■ **Aim of the task**
Please report every line from the material that contains the word "우리에게".

■ **Records for this task**
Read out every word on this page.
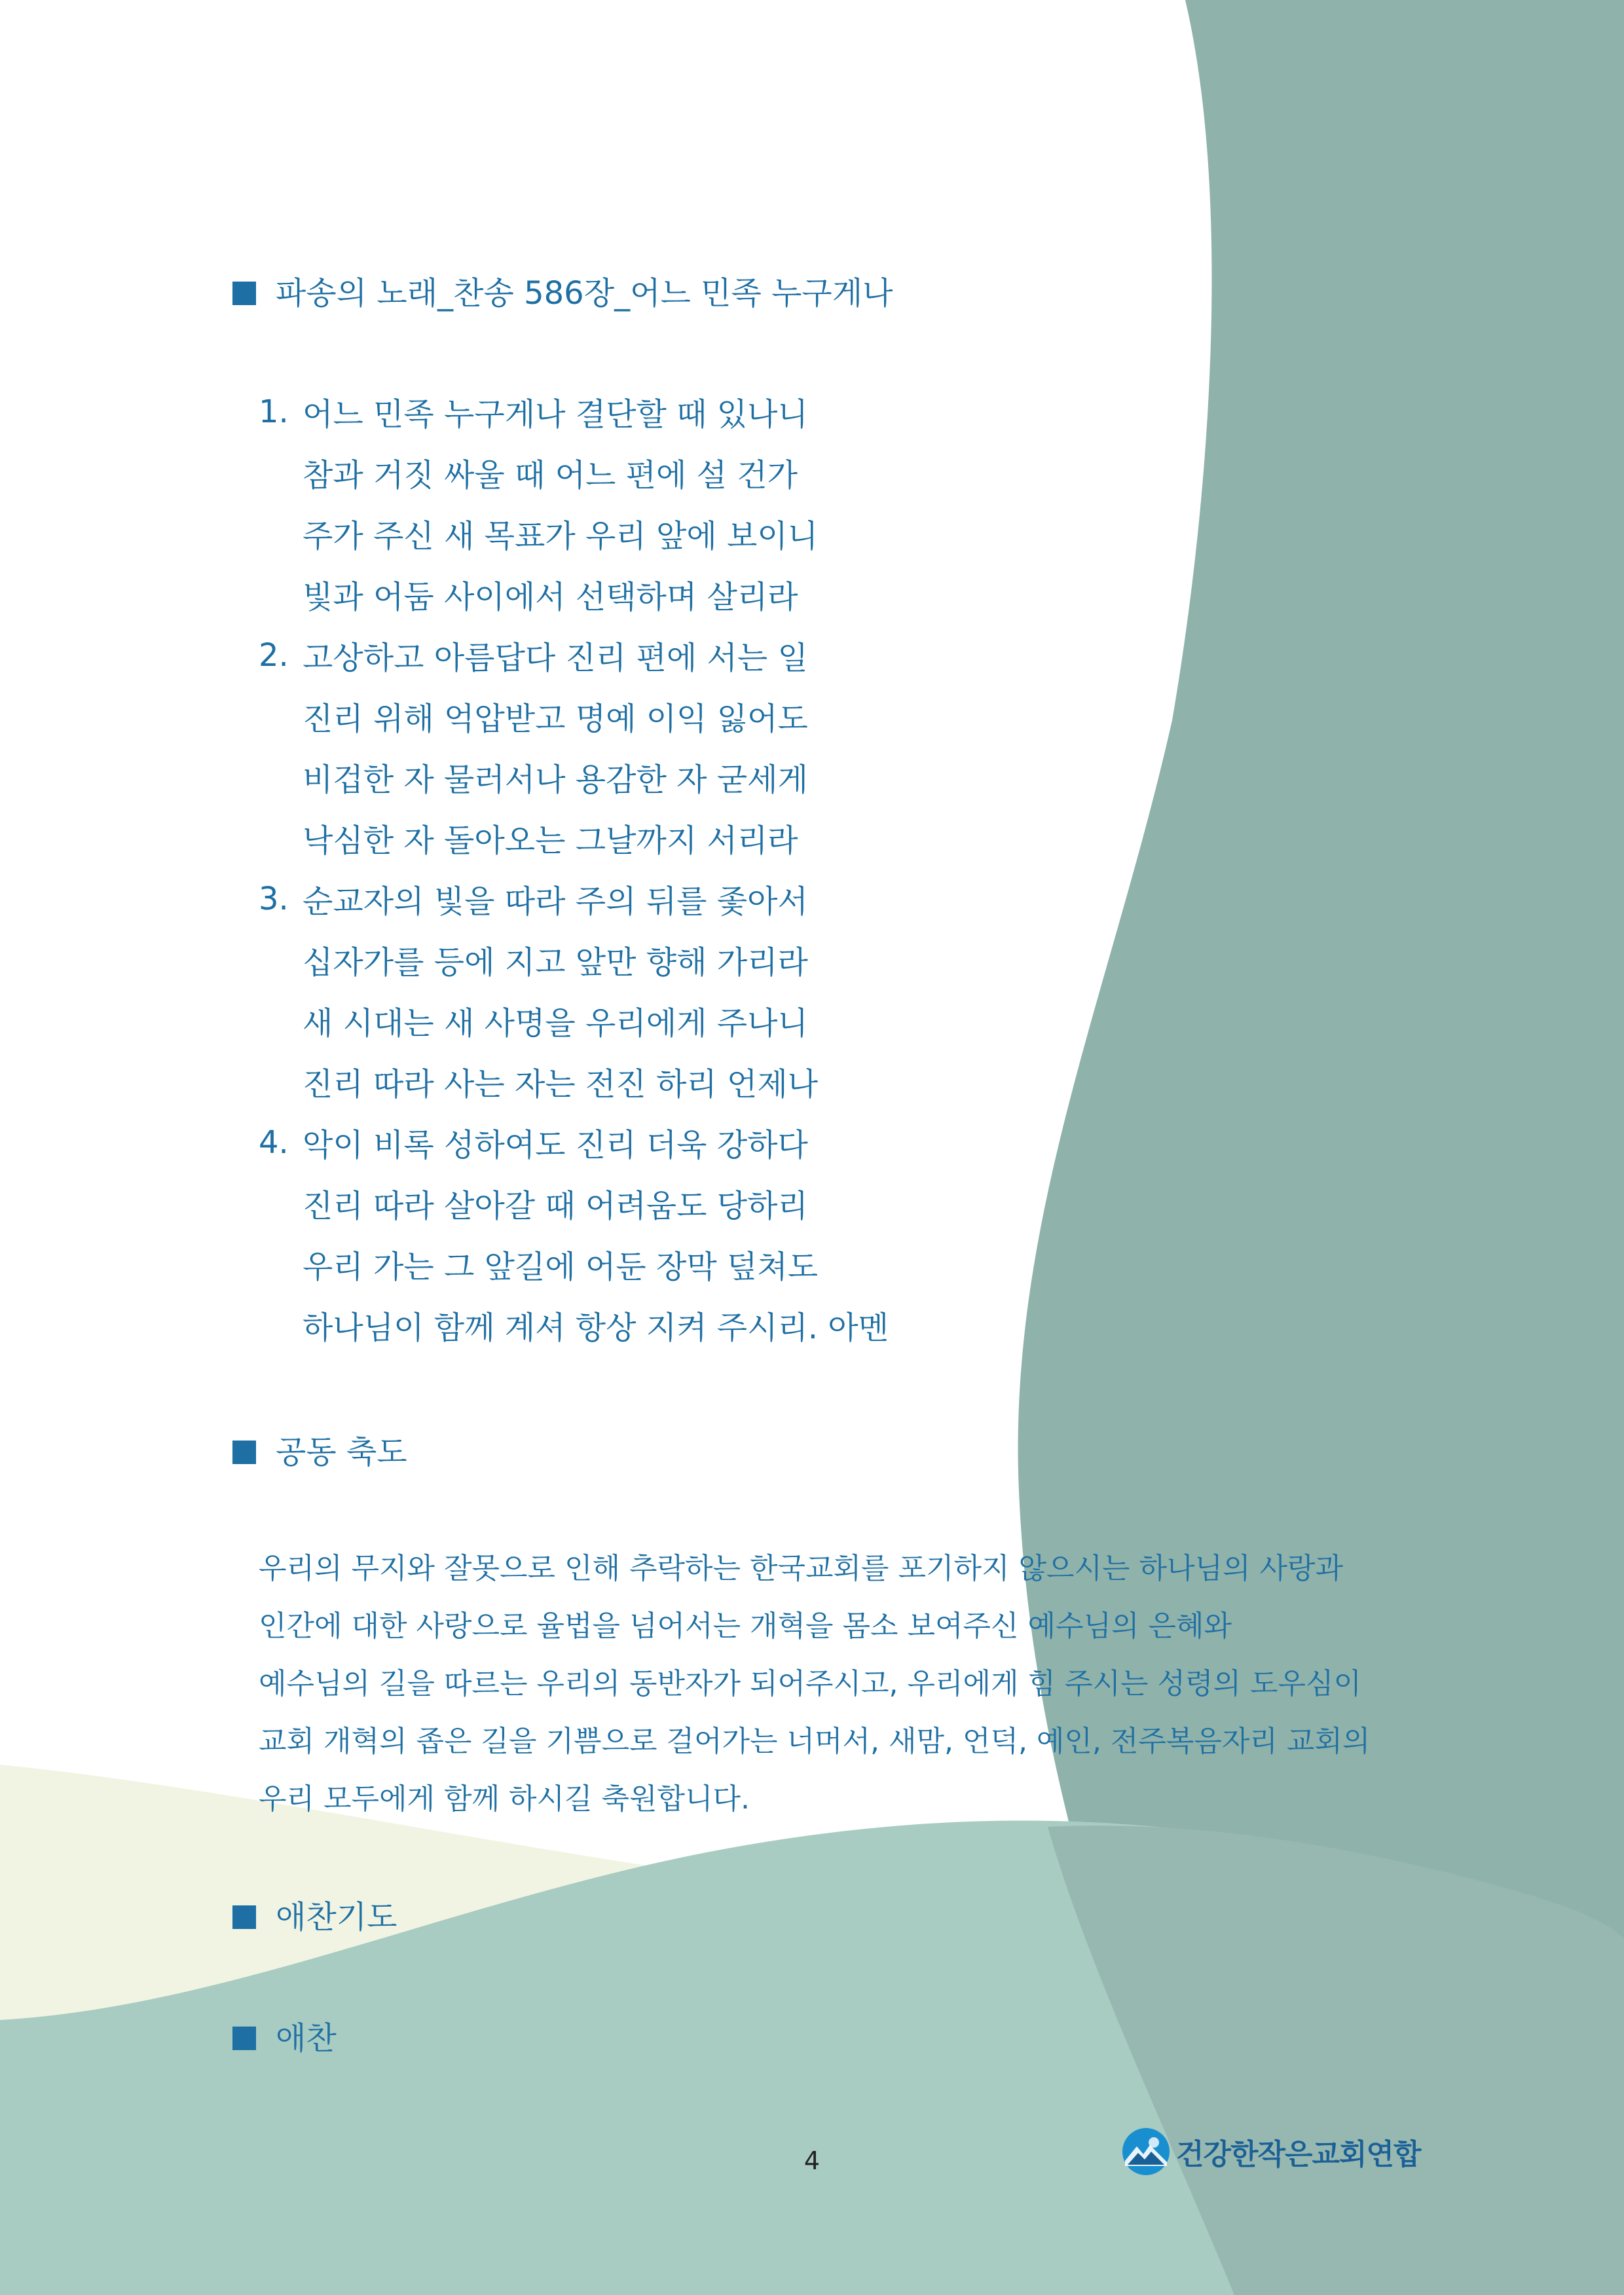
파송의 노래_찬송 586장_어느 민족 누구게나
1. 어느 민족 누구게나 결단할 때 있나니
참과 거짓 싸울 때 어느 편에 설 건가
주가 주신 새 목표가 우리 앞에 보이니
빛과 어둠 사이에서 선택하며 살리라
2. 고상하고 아름답다 진리 편에 서는 일
진리 위해 억압받고 명예 이익 잃어도
비겁한 자 물러서나 용감한 자 굳세게
낙심한 자 돌아오는 그날까지 서리라
3. 순교자의 빛을 따라 주의 뒤를 좇아서
십자가를 등에 지고 앞만 향해 가리라
새 시대는 새 사명을 우리에게 주나니
진리 따라 사는 자는 전진 하리 언제나
4. 악이 비록 성하여도 진리 더욱 강하다
진리 따라 살아갈 때 어려움도 당하리
우리 가는 그 앞길에 어둔 장막 덮쳐도
하나님이 함께 계셔 항상 지켜 주시리. 아멘
공동 축도
우리의 무지와 잘못으로 인해 추락하는 한국교회를 포기하지 않으시는 하나님의 사랑과
인간에 대한 사랑으로 율법을 넘어서는 개혁을 몸소 보여주신 예수님의 은혜와
예수님의 길을 따르는 우리의 동반자가 되어주시고, 우리에게 힘 주시는 성령의 도우심이
교회 개혁의 좁은 길을 기쁨으로 걸어가는 너머서, 새맘, 언덕, 예인, 전주복음자리 교회의
우리 모두에게 함께 하시길 축원합니다.
애찬기도
애찬
4	건강한작은교회연합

■ **Exercise solution**
새 시대는 새 사명을 우리에게 주나니
예수님의 길을 따르는 우리의 동반자가 되어주시고, 우리에게 힘 주시는 성령의 도우심이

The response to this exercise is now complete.